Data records
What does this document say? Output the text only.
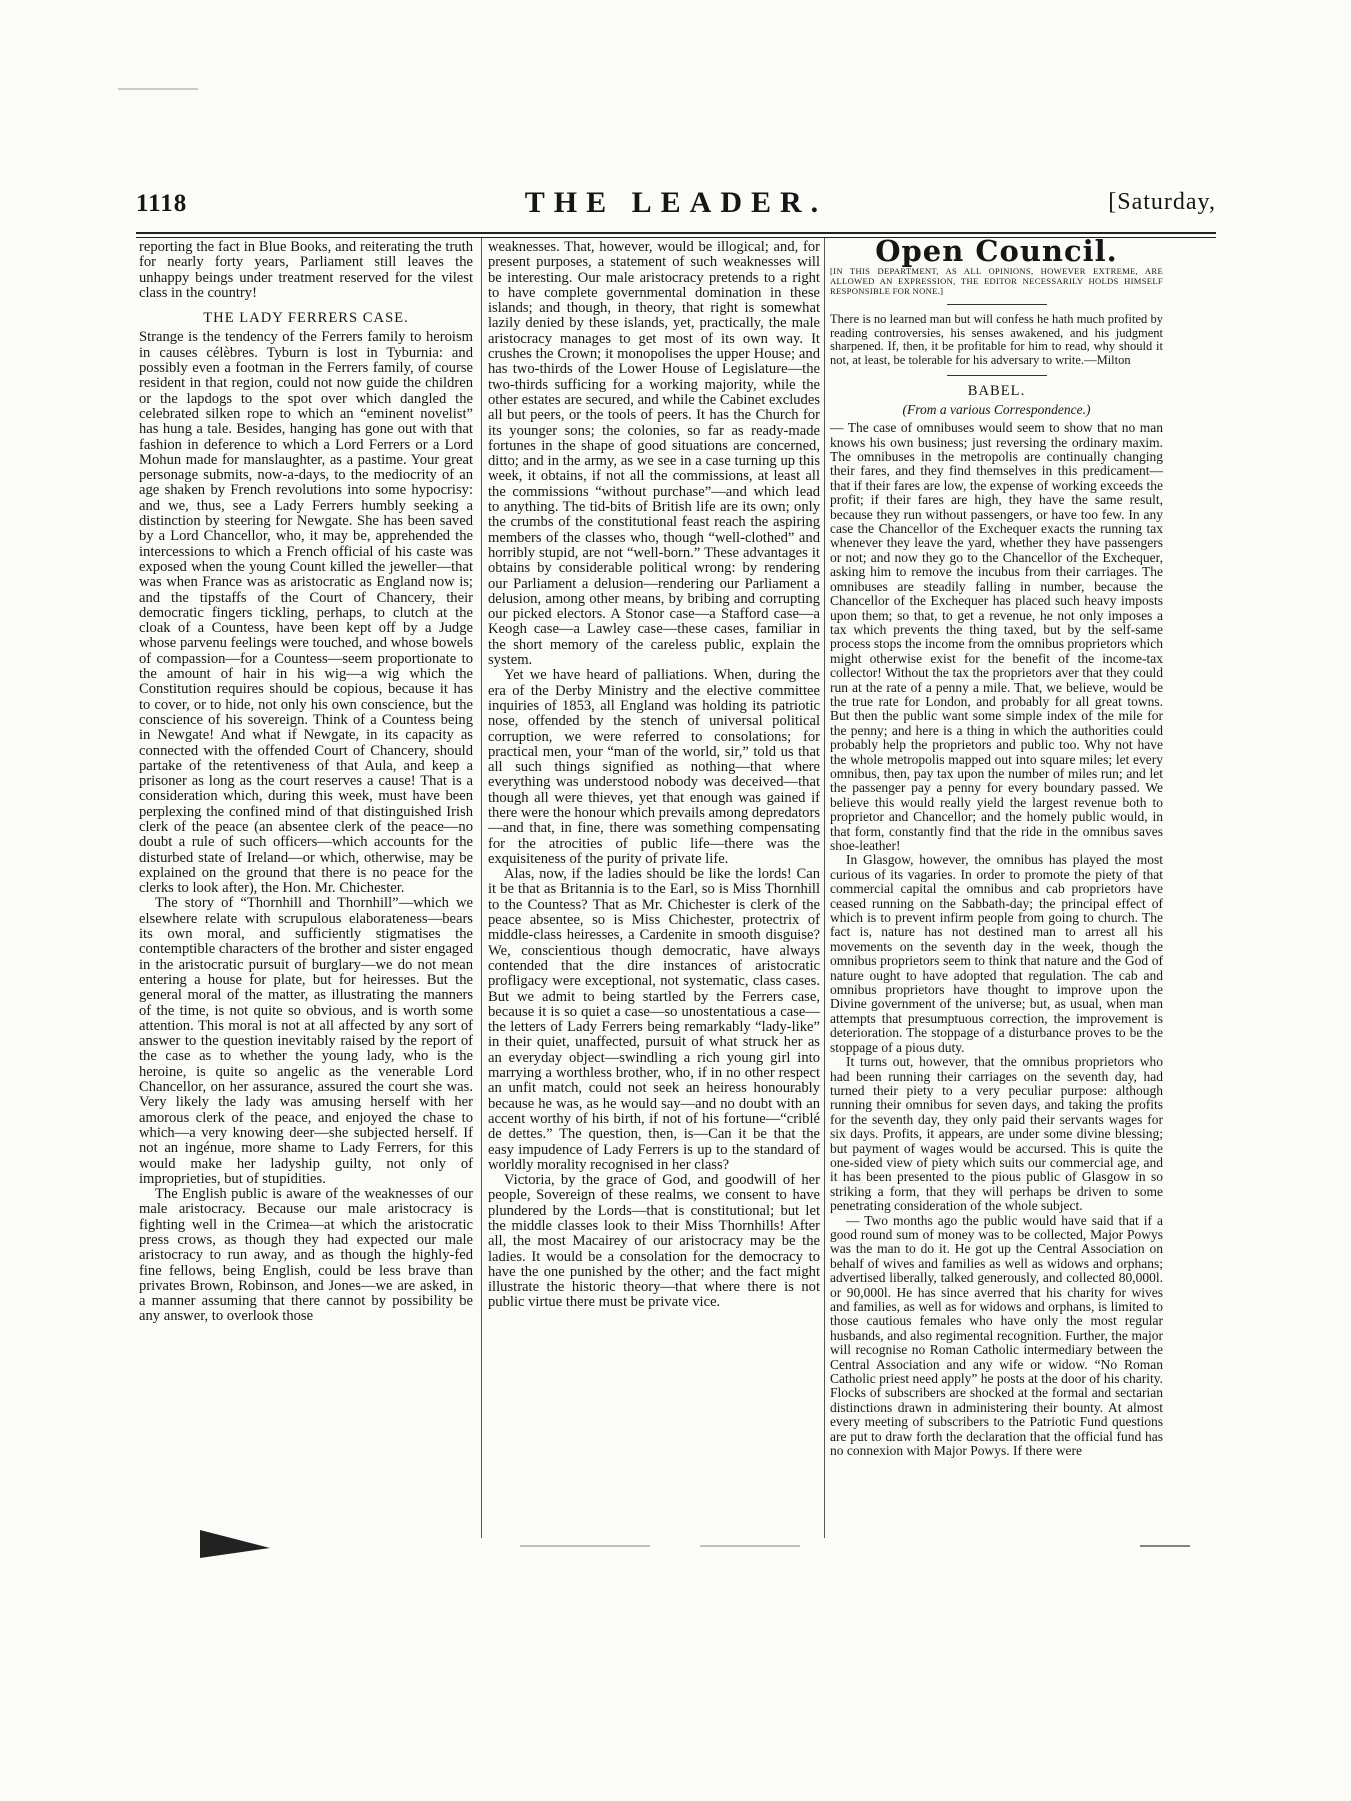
1118	THE LEADER.	[Saturday,

reporting the fact in Blue Books, and reiterating the truth for nearly forty years, Parliament still leaves the unhappy beings under treatment reserved for the vilest class in the country!

THE LADY FERRERS CASE.

Strange is the tendency of the Ferrers family to heroism in causes célèbres. Tyburn is lost in Tyburnia: and possibly even a footman in the Ferrers family, of course resident in that region, could not now guide the children or the lapdogs to the spot over which dangled the celebrated silken rope to which an “eminent novelist” has hung a tale. Besides, hanging has gone out with that fashion in deference to which a Lord Ferrers or a Lord Mohun made for manslaughter, as a pastime. Your great personage submits, now-a-days, to the mediocrity of an age shaken by French revolutions into some hypocrisy: and we, thus, see a Lady Ferrers humbly seeking a distinction by steering for Newgate. She has been saved by a Lord Chancellor, who, it may be, apprehended the intercessions to which a French official of his caste was exposed when the young Count killed the jeweller—that was when France was as aristocratic as England now is; and the tipstaffs of the Court of Chancery, their democratic fingers tickling, perhaps, to clutch at the cloak of a Countess, have been kept off by a Judge whose parvenu feelings were touched, and whose bowels of compassion—for a Countess—seem proportionate to the amount of hair in his wig—a wig which the Constitution requires should be copious, because it has to cover, or to hide, not only his own conscience, but the conscience of his sovereign. Think of a Countess being in Newgate! And what if Newgate, in its capacity as connected with the offended Court of Chancery, should partake of the retentiveness of that Aula, and keep a prisoner as long as the court reserves a cause! That is a consideration which, during this week, must have been perplexing the confined mind of that distinguished Irish clerk of the peace (an absentee clerk of the peace—no doubt a rule of such officers—which accounts for the disturbed state of Ireland—or which, otherwise, may be explained on the ground that there is no peace for the clerks to look after), the Hon. Mr. Chichester.

The story of “Thornhill and Thornhill”—which we elsewhere relate with scrupulous elaborateness—bears its own moral, and sufficiently stigmatises the contemptible characters of the brother and sister engaged in the aristocratic pursuit of burglary—we do not mean entering a house for plate, but for heiresses. But the general moral of the matter, as illustrating the manners of the time, is not quite so obvious, and is worth some attention. This moral is not at all affected by any sort of answer to the question inevitably raised by the report of the case as to whether the young lady, who is the heroine, is quite so angelic as the venerable Lord Chancellor, on her assurance, assured the court she was. Very likely the lady was amusing herself with her amorous clerk of the peace, and enjoyed the chase to which—a very knowing deer—she subjected herself. If not an ingénue, more shame to Lady Ferrers, for this would make her ladyship guilty, not only of improprieties, but of stupidities.

The English public is aware of the weaknesses of our male aristocracy. Because our male aristocracy is fighting well in the Crimea—at which the aristocratic press crows, as though they had expected our male aristocracy to run away, and as though the highly-fed fine fellows, being English, could be less brave than privates Brown, Robinson, and Jones—we are asked, in a manner assuming that there cannot by possibility be any answer, to overlook those

weaknesses. That, however, would be illogical; and, for present purposes, a statement of such weaknesses will be interesting. Our male aristocracy pretends to a right to have complete governmental domination in these islands; and though, in theory, that right is somewhat lazily denied by these islands, yet, practically, the male aristocracy manages to get most of its own way. It crushes the Crown; it monopolises the upper House; and has two-thirds of the Lower House of Legislature—the two-thirds sufficing for a working majority, while the other estates are secured, and while the Cabinet excludes all but peers, or the tools of peers. It has the Church for its younger sons; the colonies, so far as ready-made fortunes in the shape of good situations are concerned, ditto; and in the army, as we see in a case turning up this week, it obtains, if not all the commissions, at least all the commissions “without purchase”—and which lead to anything. The tid-bits of British life are its own; only the crumbs of the constitutional feast reach the aspiring members of the classes who, though “well-clothed” and horribly stupid, are not “well-born.” These advantages it obtains by considerable political wrong: by rendering our Parliament a delusion—rendering our Parliament a delusion, among other means, by bribing and corrupting our picked electors. A Stonor case—a Stafford case—a Keogh case—a Lawley case—these cases, familiar in the short memory of the careless public, explain the system.

Yet we have heard of palliations. When, during the era of the Derby Ministry and the elective committee inquiries of 1853, all England was holding its patriotic nose, offended by the stench of universal political corruption, we were referred to consolations; for practical men, your “man of the world, sir,” told us that all such things signified as nothing—that where everything was understood nobody was deceived—that though all were thieves, yet that enough was gained if there were the honour which prevails among depredators—and that, in fine, there was something compensating for the atrocities of public life—there was the exquisiteness of the purity of private life.

Alas, now, if the ladies should be like the lords! Can it be that as Britannia is to the Earl, so is Miss Thornhill to the Countess? That as Mr. Chichester is clerk of the peace absentee, so is Miss Chichester, protectrix of middle-class heiresses, a Cardenite in smooth disguise? We, conscientious though democratic, have always contended that the dire instances of aristocratic profligacy were exceptional, not systematic, class cases. But we admit to being startled by the Ferrers case, because it is so quiet a case—so unostentatious a case—the letters of Lady Ferrers being remarkably “lady-like” in their quiet, unaffected, pursuit of what struck her as an everyday object—swindling a rich young girl into marrying a worthless brother, who, if in no other respect an unfit match, could not seek an heiress honourably because he was, as he would say—and no doubt with an accent worthy of his birth, if not of his fortune—“criblé de dettes.” The question, then, is—Can it be that the easy impudence of Lady Ferrers is up to the standard of worldly morality recognised in her class?

Victoria, by the grace of God, and goodwill of her people, Sovereign of these realms, we consent to have plundered by the Lords—that is constitutional; but let the middle classes look to their Miss Thornhills! After all, the most Macairey of our aristocracy may be the ladies. It would be a consolation for the democracy to have the one punished by the other; and the fact might illustrate the historic theory—that where there is not public virtue there must be private vice.

Open Council.
[IN THIS DEPARTMENT, AS ALL OPINIONS, HOWEVER EXTREME, ARE ALLOWED AN EXPRESSION, THE EDITOR NECESSARILY HOLDS HIMSELF RESPONSIBLE FOR NONE.]
There is no learned man but will confess he hath much profited by reading controversies, his senses awakened, and his judgment sharpened. If, then, it be profitable for him to read, why should it not, at least, be tolerable for his adversary to write.—Milton
BABEL.
(From a various Correspondence.)

— The case of omnibuses would seem to show that no man knows his own business; just reversing the ordinary maxim. The omnibuses in the metropolis are continually changing their fares, and they find themselves in this predicament—that if their fares are low, the expense of working exceeds the profit; if their fares are high, they have the same result, because they run without passengers, or have too few. In any case the Chancellor of the Exchequer exacts the running tax whenever they leave the yard, whether they have passengers or not; and now they go to the Chancellor of the Exchequer, asking him to remove the incubus from their carriages. The omnibuses are steadily falling in number, because the Chancellor of the Exchequer has placed such heavy imposts upon them; so that, to get a revenue, he not only imposes a tax which prevents the thing taxed, but by the self-same process stops the income from the omnibus proprietors which might otherwise exist for the benefit of the income-tax collector! Without the tax the proprietors aver that they could run at the rate of a penny a mile. That, we believe, would be the true rate for London, and probably for all great towns. But then the public want some simple index of the mile for the penny; and here is a thing in which the authorities could probably help the proprietors and public too. Why not have the whole metropolis mapped out into square miles; let every omnibus, then, pay tax upon the number of miles run; and let the passenger pay a penny for every boundary passed. We believe this would really yield the largest revenue both to proprietor and Chancellor; and the homely public would, in that form, constantly find that the ride in the omnibus saves shoe-leather!

In Glasgow, however, the omnibus has played the most curious of its vagaries. In order to promote the piety of that commercial capital the omnibus and cab proprietors have ceased running on the Sabbath-day; the principal effect of which is to prevent infirm people from going to church. The fact is, nature has not destined man to arrest all his movements on the seventh day in the week, though the omnibus proprietors seem to think that nature and the God of nature ought to have adopted that regulation. The cab and omnibus proprietors have thought to improve upon the Divine government of the universe; but, as usual, when man attempts that presumptuous correction, the improvement is deterioration. The stoppage of a disturbance proves to be the stoppage of a pious duty.

It turns out, however, that the omnibus proprietors who had been running their carriages on the seventh day, had turned their piety to a very peculiar purpose: although running their omnibus for seven days, and taking the profits for the seventh day, they only paid their servants wages for six days. Profits, it appears, are under some divine blessing; but payment of wages would be accursed. This is quite the one-sided view of piety which suits our commercial age, and it has been presented to the pious public of Glasgow in so striking a form, that they will perhaps be driven to some penetrating consideration of the whole subject.

— Two months ago the public would have said that if a good round sum of money was to be collected, Major Powys was the man to do it. He got up the Central Association on behalf of wives and families as well as widows and orphans; advertised liberally, talked generously, and collected 80,000l. or 90,000l. He has since averred that his charity for wives and families, as well as for widows and orphans, is limited to those cautious females who have only the most regular husbands, and also regimental recognition. Further, the major will recognise no Roman Catholic intermediary between the Central Association and any wife or widow. “No Roman Catholic priest need apply” he posts at the door of his charity. Flocks of subscribers are shocked at the formal and sectarian distinctions drawn in administering their bounty. At almost every meeting of subscribers to the Patriotic Fund questions are put to draw forth the declaration that the official fund has no connexion with Major Powys. If there were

Your instructions -> Which lines in the data above contain "people"? Show each one.

Solution ->
Victoria, by the grace of God, and goodwill of her people, Sovereign of these realms, we consent to have plundered by the Lords—that is constitutional; but let the middle classes look to their Miss Thornhills! After all, the most Macairey of our aristocracy may be the ladies. It would be a consolation for the democracy to have the one punished by the other; and the fact might illustrate the historic theory—that where there is not public virtue there must be private vice.
In Glasgow, however, the omnibus has played the most curious of its vagaries. In order to promote the piety of that commercial capital the omnibus and cab proprietors have ceased running on the Sabbath-day; the principal effect of which is to prevent infirm people from going to church. The fact is, nature has not destined man to arrest all his movements on the seventh day in the week, though the omnibus proprietors seem to think that nature and the God of nature ought to have adopted that regulation. The cab and omnibus proprietors have thought to improve upon the Divine government of the universe; but, as usual, when man attempts that presumptuous correction, the improvement is deterioration. The stoppage of a disturbance proves to be the stoppage of a pious duty.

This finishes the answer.